▸ YOUR GOAL: Copy each line containing the word "flag" from the records that follow, please.

▸ RECORD SET:
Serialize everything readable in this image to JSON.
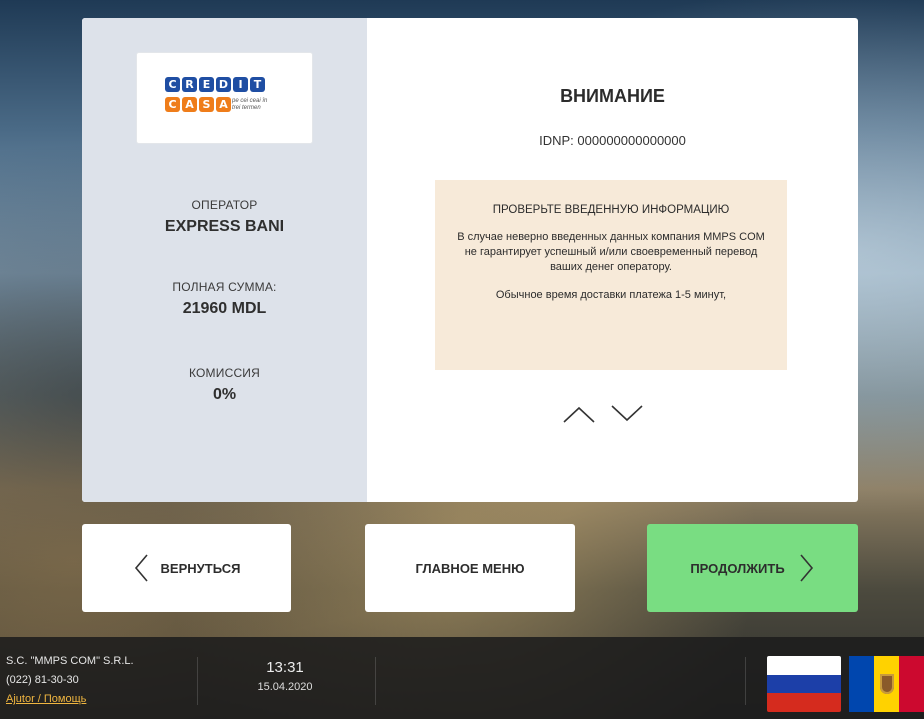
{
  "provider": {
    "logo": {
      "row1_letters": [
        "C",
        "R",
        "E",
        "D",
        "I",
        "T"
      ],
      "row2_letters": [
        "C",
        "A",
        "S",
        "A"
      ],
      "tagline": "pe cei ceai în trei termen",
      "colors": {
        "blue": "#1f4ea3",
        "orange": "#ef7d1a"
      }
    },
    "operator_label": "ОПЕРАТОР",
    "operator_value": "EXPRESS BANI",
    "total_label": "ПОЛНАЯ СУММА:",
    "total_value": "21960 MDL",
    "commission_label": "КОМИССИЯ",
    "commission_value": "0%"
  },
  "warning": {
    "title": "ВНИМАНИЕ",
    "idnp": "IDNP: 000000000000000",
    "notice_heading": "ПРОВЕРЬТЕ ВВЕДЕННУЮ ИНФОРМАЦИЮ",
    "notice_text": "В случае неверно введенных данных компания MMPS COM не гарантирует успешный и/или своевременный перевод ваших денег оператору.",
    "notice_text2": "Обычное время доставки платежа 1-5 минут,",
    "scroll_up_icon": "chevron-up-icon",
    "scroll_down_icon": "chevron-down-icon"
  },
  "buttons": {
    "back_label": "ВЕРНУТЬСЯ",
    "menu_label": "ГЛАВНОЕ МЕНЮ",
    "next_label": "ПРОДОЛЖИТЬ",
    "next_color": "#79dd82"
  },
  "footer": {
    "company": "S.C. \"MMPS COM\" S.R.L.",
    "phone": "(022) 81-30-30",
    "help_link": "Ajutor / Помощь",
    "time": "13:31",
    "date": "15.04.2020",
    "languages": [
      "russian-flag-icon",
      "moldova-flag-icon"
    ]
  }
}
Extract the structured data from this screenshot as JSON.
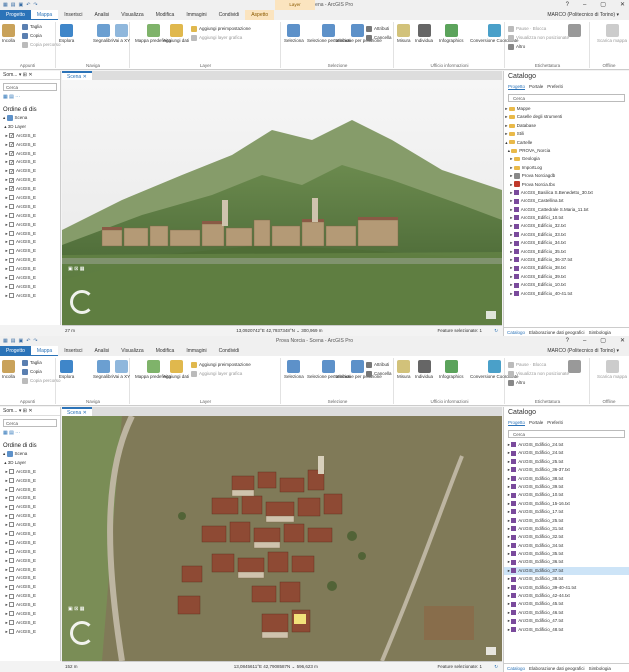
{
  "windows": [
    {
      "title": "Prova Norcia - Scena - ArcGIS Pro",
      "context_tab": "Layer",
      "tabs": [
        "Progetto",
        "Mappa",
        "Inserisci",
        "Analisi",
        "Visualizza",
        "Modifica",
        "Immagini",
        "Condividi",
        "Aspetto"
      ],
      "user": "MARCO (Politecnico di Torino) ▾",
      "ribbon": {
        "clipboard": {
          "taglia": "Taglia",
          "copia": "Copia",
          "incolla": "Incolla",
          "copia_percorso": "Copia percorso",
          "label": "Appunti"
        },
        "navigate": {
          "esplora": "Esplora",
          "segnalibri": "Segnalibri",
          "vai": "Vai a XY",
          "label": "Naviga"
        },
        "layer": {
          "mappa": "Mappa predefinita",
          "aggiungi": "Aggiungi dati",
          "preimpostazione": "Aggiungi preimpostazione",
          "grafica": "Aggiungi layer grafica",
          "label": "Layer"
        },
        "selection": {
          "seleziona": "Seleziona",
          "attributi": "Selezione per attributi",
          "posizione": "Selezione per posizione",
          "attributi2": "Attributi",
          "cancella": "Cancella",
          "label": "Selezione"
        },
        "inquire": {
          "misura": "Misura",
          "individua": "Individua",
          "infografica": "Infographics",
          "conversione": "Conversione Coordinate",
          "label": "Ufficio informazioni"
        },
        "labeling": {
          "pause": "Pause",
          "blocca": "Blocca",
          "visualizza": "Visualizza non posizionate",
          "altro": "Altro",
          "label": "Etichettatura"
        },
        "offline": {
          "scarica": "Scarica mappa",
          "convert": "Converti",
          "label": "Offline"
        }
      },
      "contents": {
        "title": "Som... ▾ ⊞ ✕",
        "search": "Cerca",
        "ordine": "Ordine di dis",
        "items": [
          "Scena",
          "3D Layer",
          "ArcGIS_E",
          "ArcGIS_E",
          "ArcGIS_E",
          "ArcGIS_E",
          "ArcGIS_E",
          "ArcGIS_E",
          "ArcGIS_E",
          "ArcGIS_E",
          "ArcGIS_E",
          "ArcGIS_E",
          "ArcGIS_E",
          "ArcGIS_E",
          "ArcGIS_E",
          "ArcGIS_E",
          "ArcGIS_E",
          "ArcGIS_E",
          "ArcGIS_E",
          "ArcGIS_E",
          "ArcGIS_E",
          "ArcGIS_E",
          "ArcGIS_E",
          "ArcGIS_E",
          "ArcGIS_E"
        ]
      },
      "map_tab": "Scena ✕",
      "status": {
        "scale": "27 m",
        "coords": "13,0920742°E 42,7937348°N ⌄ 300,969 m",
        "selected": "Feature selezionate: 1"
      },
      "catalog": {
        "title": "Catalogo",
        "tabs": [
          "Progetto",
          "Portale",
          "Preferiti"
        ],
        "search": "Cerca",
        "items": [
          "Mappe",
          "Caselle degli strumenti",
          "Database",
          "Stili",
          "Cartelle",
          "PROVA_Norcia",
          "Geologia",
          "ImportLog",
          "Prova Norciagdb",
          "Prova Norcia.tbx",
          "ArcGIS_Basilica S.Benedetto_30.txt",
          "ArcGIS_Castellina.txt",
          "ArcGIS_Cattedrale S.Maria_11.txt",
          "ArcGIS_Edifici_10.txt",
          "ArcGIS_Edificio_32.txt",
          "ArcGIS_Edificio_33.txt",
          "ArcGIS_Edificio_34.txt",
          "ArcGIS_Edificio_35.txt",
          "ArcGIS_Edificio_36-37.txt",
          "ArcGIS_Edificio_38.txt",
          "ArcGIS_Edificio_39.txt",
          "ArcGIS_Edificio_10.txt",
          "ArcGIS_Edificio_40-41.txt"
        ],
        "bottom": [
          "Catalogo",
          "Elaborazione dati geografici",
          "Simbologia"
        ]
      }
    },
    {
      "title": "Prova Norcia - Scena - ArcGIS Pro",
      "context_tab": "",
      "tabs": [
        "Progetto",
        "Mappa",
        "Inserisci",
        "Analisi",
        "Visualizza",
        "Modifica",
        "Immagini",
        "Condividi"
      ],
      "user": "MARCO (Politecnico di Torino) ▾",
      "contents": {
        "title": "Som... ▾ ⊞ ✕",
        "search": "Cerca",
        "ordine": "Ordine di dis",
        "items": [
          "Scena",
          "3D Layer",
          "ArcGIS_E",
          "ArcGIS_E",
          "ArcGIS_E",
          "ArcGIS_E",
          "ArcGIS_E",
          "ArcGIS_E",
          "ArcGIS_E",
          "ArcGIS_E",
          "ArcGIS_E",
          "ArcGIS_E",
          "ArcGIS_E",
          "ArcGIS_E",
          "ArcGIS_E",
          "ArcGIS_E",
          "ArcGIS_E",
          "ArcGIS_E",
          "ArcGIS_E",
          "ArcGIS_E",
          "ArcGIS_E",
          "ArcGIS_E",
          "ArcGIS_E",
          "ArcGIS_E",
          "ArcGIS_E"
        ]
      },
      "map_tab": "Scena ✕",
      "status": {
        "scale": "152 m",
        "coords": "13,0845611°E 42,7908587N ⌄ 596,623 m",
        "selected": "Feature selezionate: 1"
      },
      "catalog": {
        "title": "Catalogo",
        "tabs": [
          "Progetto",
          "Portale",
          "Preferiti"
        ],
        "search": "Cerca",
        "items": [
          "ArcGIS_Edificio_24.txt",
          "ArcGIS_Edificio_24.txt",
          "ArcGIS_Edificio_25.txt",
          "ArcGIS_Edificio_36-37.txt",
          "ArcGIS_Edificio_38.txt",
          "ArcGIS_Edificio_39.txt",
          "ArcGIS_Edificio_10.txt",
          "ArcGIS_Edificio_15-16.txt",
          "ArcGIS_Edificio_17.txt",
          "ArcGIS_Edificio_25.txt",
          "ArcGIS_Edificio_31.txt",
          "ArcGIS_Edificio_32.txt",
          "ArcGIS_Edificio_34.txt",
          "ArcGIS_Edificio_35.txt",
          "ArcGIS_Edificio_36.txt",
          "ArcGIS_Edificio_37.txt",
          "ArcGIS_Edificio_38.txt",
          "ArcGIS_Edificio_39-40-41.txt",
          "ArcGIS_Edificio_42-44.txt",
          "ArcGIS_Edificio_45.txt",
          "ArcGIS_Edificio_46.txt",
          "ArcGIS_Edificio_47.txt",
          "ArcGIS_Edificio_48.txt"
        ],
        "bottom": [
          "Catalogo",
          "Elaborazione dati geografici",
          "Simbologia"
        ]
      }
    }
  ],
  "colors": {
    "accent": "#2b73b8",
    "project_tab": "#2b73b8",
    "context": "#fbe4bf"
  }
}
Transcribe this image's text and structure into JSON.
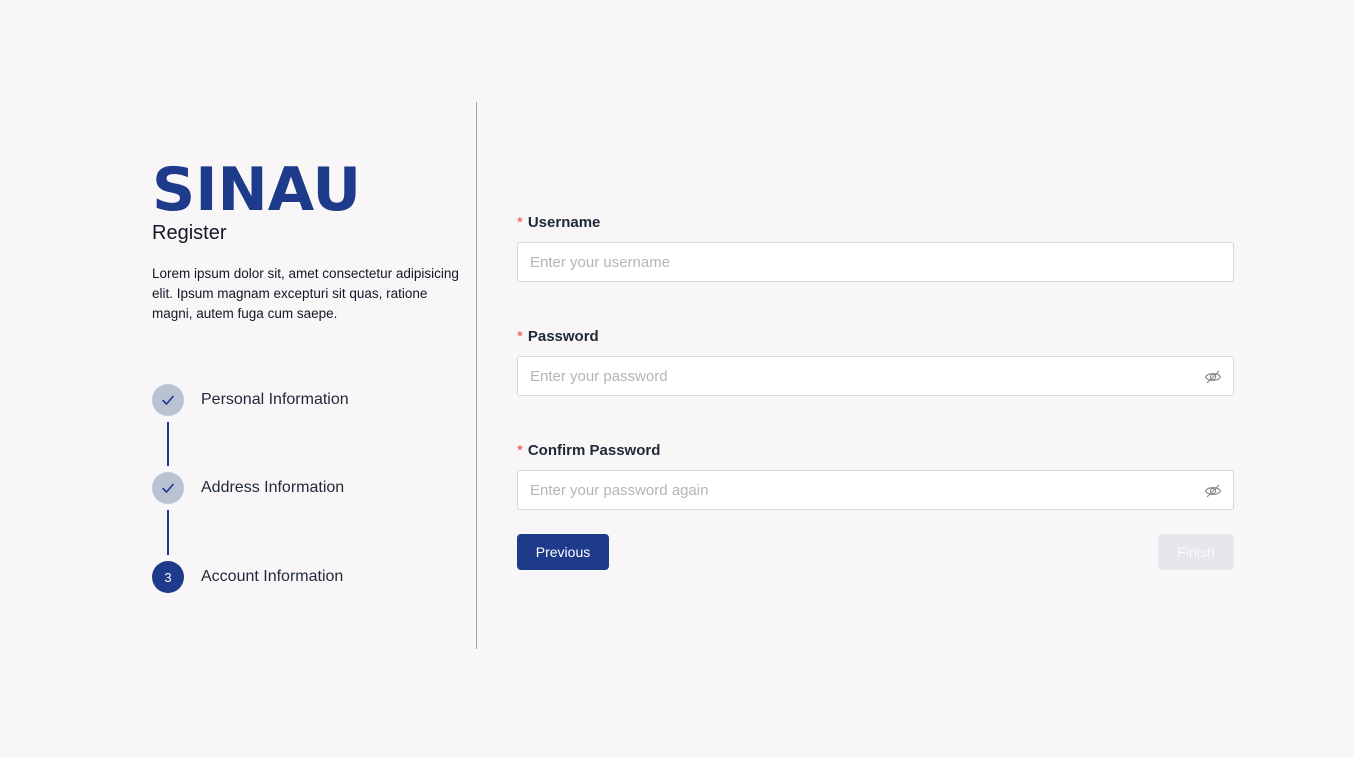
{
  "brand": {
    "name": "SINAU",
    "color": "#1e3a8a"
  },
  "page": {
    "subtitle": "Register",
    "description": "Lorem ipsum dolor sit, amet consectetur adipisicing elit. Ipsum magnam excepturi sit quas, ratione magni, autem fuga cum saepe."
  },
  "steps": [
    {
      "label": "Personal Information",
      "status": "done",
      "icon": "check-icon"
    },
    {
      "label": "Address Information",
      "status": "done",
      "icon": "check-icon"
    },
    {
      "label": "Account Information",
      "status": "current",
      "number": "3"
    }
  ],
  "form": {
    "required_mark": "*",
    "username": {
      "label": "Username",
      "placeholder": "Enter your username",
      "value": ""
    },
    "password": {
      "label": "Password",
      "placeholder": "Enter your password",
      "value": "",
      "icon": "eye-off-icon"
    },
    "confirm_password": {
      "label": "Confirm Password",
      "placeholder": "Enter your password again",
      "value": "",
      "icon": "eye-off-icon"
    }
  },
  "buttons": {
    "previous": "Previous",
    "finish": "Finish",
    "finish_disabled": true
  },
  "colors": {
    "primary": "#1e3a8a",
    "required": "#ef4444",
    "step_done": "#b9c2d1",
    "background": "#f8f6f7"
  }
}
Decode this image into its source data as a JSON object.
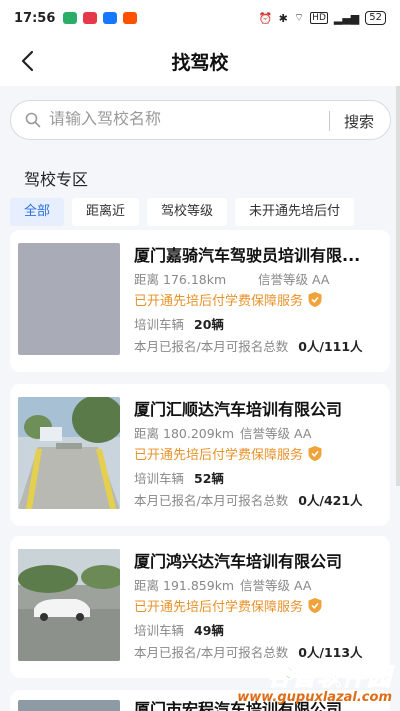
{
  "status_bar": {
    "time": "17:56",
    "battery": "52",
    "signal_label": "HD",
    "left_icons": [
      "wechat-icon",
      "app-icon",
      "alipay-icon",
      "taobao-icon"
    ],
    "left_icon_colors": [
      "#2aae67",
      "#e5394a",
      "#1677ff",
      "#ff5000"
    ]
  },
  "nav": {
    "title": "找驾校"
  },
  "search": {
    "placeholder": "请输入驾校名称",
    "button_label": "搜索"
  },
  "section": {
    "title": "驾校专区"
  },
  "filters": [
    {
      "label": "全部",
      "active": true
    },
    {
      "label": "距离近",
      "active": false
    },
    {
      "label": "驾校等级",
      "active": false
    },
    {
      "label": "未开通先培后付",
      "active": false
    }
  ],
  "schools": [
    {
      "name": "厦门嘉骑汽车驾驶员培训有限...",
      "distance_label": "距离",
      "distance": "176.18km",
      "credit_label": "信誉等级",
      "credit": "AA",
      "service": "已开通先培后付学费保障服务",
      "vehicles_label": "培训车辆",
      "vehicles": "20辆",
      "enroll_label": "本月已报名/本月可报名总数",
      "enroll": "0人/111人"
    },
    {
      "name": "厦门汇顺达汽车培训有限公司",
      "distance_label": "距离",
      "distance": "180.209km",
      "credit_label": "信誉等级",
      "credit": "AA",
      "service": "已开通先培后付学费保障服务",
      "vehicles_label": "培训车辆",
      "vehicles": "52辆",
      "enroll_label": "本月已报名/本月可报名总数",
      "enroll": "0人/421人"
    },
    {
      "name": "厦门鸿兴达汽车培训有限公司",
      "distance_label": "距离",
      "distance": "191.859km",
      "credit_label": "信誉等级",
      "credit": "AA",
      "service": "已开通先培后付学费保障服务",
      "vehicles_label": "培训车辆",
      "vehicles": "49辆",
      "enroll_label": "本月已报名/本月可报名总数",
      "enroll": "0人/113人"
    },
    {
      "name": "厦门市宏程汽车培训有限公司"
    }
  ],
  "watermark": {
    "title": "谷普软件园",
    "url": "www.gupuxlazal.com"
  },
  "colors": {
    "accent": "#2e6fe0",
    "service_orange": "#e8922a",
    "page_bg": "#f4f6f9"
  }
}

▸ TASK SOLUTION:
      "russian-flag-icon",
      "moldova-flag-icon"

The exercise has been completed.